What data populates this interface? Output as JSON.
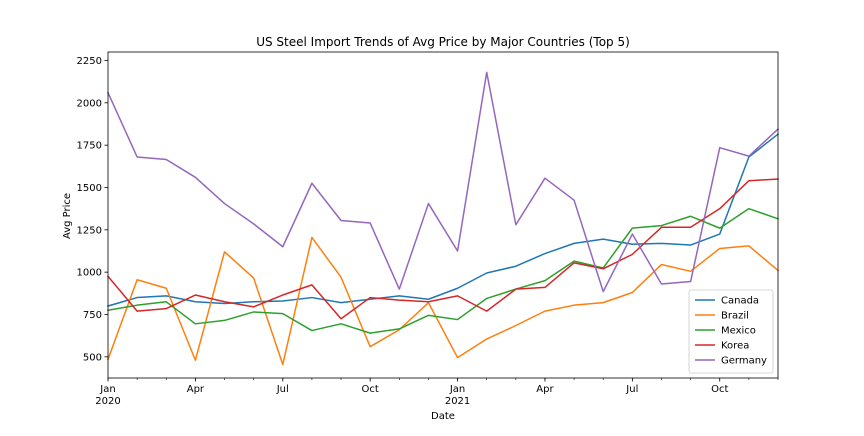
{
  "chart_data": {
    "type": "line",
    "title": "US Steel Import Trends of Avg Price by Major Countries (Top 5)",
    "xlabel": "Date",
    "ylabel": "Avg Price",
    "x": [
      "2020-01",
      "2020-02",
      "2020-03",
      "2020-04",
      "2020-05",
      "2020-06",
      "2020-07",
      "2020-08",
      "2020-09",
      "2020-10",
      "2020-11",
      "2020-12",
      "2021-01",
      "2021-02",
      "2021-03",
      "2021-04",
      "2021-05",
      "2021-06",
      "2021-07",
      "2021-08",
      "2021-09",
      "2021-10",
      "2021-11",
      "2021-12"
    ],
    "xlim": [
      "2020-01",
      "2021-12"
    ],
    "ylim": [
      375,
      2300
    ],
    "y_ticks": [
      500,
      750,
      1000,
      1250,
      1500,
      1750,
      2000,
      2250
    ],
    "y_tick_labels": [
      "500",
      "750",
      "1000",
      "1250",
      "1500",
      "1750",
      "2000",
      "2250"
    ],
    "x_ticks": [
      {
        "x": "2020-01",
        "label": "Jan",
        "sublabel": "2020"
      },
      {
        "x": "2020-04",
        "label": "Apr",
        "sublabel": ""
      },
      {
        "x": "2020-07",
        "label": "Jul",
        "sublabel": ""
      },
      {
        "x": "2020-10",
        "label": "Oct",
        "sublabel": ""
      },
      {
        "x": "2021-01",
        "label": "Jan",
        "sublabel": "2021"
      },
      {
        "x": "2021-04",
        "label": "Apr",
        "sublabel": ""
      },
      {
        "x": "2021-07",
        "label": "Jul",
        "sublabel": ""
      },
      {
        "x": "2021-10",
        "label": "Oct",
        "sublabel": ""
      }
    ],
    "grid": false,
    "legend_position": "lower-right",
    "series": [
      {
        "name": "Canada",
        "color": "#1f77b4",
        "values": [
          800,
          850,
          860,
          825,
          815,
          825,
          830,
          850,
          820,
          840,
          860,
          840,
          905,
          995,
          1035,
          1110,
          1170,
          1195,
          1165,
          1170,
          1160,
          1225,
          1680,
          1815
        ]
      },
      {
        "name": "Brazil",
        "color": "#ff7f0e",
        "values": [
          485,
          955,
          905,
          480,
          1120,
          965,
          455,
          1205,
          970,
          560,
          660,
          820,
          495,
          605,
          685,
          770,
          805,
          820,
          880,
          1045,
          1005,
          1140,
          1155,
          1010
        ]
      },
      {
        "name": "Mexico",
        "color": "#2ca02c",
        "values": [
          775,
          805,
          825,
          695,
          715,
          765,
          755,
          655,
          695,
          640,
          665,
          745,
          720,
          845,
          900,
          950,
          1065,
          1025,
          1260,
          1275,
          1330,
          1260,
          1375,
          1315
        ]
      },
      {
        "name": "Korea",
        "color": "#d62728",
        "values": [
          975,
          770,
          785,
          865,
          825,
          795,
          865,
          925,
          725,
          850,
          835,
          825,
          860,
          770,
          900,
          910,
          1055,
          1020,
          1105,
          1265,
          1265,
          1375,
          1540,
          1550
        ]
      },
      {
        "name": "Germany",
        "color": "#9467bd",
        "values": [
          2060,
          1680,
          1665,
          1560,
          1405,
          1285,
          1150,
          1525,
          1305,
          1290,
          900,
          1405,
          1125,
          2180,
          1280,
          1555,
          1425,
          885,
          1225,
          930,
          945,
          1735,
          1685,
          1845
        ]
      }
    ]
  }
}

▬▬▬

*Instruction:* Take every line from the data above that holds "name" and copy it out.

*Task answer:*
        "name": "Canada",
        "name": "Brazil",
        "name": "Mexico",
        "name": "Korea",
        "name": "Germany",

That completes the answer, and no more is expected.